# What you need to do
Without including any images, repeat the data exactly.

# Provided entries
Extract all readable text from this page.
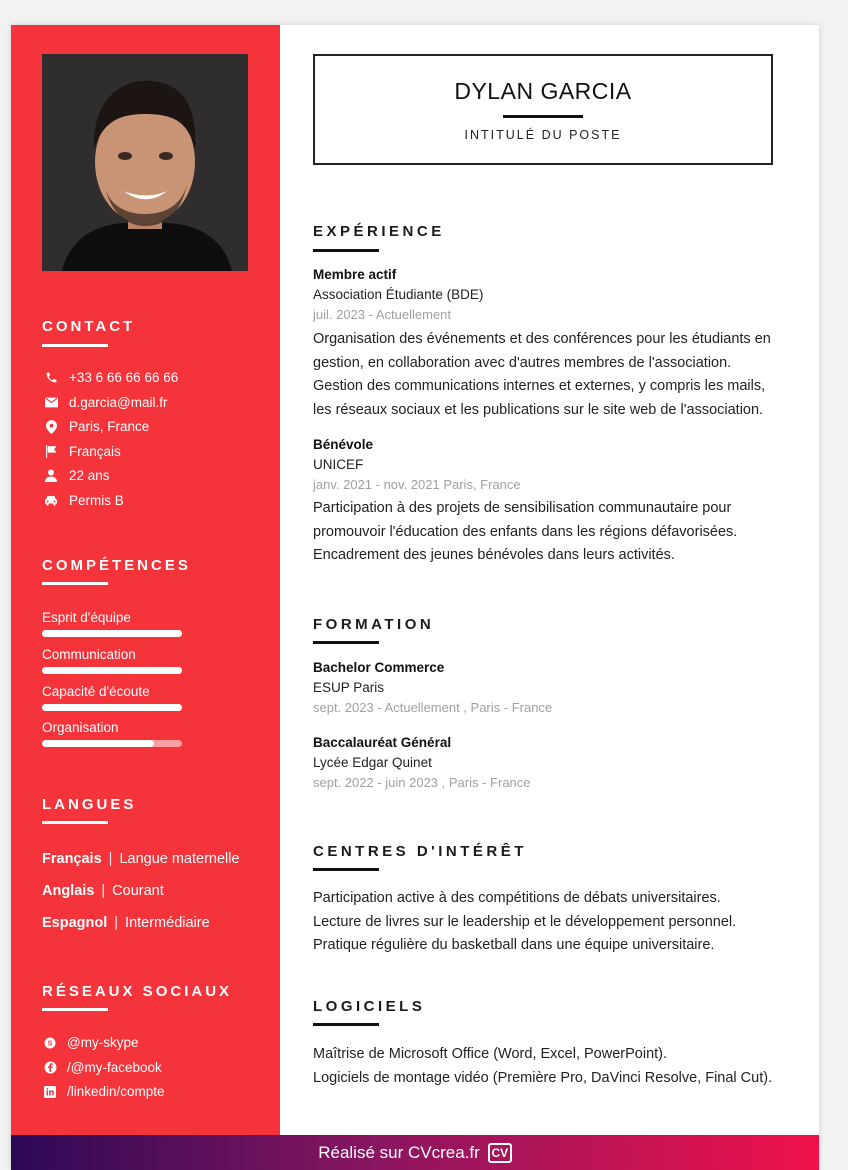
CONTACT
+33 6 66 66 66 66
d.garcia@mail.fr
Paris, France
Français
22 ans
Permis B
COMPÉTENCES
Esprit d'équipe
Communication
Capacité d'écoute
Organisation
LANGUES
Français | Langue maternelle
Anglais | Courant
Espagnol | Intermédiaire
RÉSEAUX SOCIAUX
S @my-skype
/@my-facebook
/linkedin/compte
DYLAN GARCIA
INTITULÉ DU POSTE
EXPÉRIENCE
Membre actif
Association Étudiante (BDE)
juil. 2023 - Actuellement
Organisation des événements et des conférences pour les étudiants en gestion, en collaboration avec d'autres membres de l'association. Gestion des communications internes et externes, y compris les mails, les réseaux sociaux et les publications sur le site web de l'association.
Bénévole
UNICEF
janv. 2021 - nov. 2021 Paris, France
Participation à des projets de sensibilisation communautaire pour promouvoir l'éducation des enfants dans les régions défavorisées. Encadrement des jeunes bénévoles dans leurs activités.
FORMATION
Bachelor Commerce
ESUP Paris
sept. 2023 - Actuellement , Paris - France
Baccalauréat Général
Lycée Edgar Quinet
sept. 2022 - juin 2023 , Paris - France
CENTRES D'INTÉRÊT
Participation active à des compétitions de débats universitaires.
Lecture de livres sur le leadership et le développement personnel.
Pratique régulière du basketball dans une équipe universitaire.
LOGICIELS
Maîtrise de Microsoft Office (Word, Excel, PowerPoint).
Logiciels de montage vidéo (Première Pro, DaVinci Resolve, Final Cut).
Réalisé sur CVcrea.fr CV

# Exercise solution
Extract all readable text from this page.
CONTACT
+33 6 66 66 66 66
d.garcia@mail.fr
Paris, France
Français
22 ans
Permis B
COMPÉTENCES
Esprit d'équipe
Communication
Capacité d'écoute
Organisation
LANGUES
Français | Langue maternelle
Anglais | Courant
Espagnol | Intermédiaire
RÉSEAUX SOCIAUX
S @my-skype
/@my-facebook
/linkedin/compte
DYLAN GARCIA
INTITULÉ DU POSTE
EXPÉRIENCE
Membre actif
Association Étudiante (BDE)
juil. 2023 - Actuellement
Organisation des événements et des conférences pour les étudiants en gestion, en collaboration avec d'autres membres de l'association. Gestion des communications internes et externes, y compris les mails, les réseaux sociaux et les publications sur le site web de l'association.
Bénévole
UNICEF
janv. 2021 - nov. 2021 Paris, France
Participation à des projets de sensibilisation communautaire pour promouvoir l'éducation des enfants dans les régions défavorisées. Encadrement des jeunes bénévoles dans leurs activités.
FORMATION
Bachelor Commerce
ESUP Paris
sept. 2023 - Actuellement , Paris - France
Baccalauréat Général
Lycée Edgar Quinet
sept. 2022 - juin 2023 , Paris - France
CENTRES D'INTÉRÊT
Participation active à des compétitions de débats universitaires.
Lecture de livres sur le leadership et le développement personnel.
Pratique régulière du basketball dans une équipe universitaire.
LOGICIELS
Maîtrise de Microsoft Office (Word, Excel, PowerPoint).
Logiciels de montage vidéo (Première Pro, DaVinci Resolve, Final Cut).
Réalisé sur CVcrea.fr CV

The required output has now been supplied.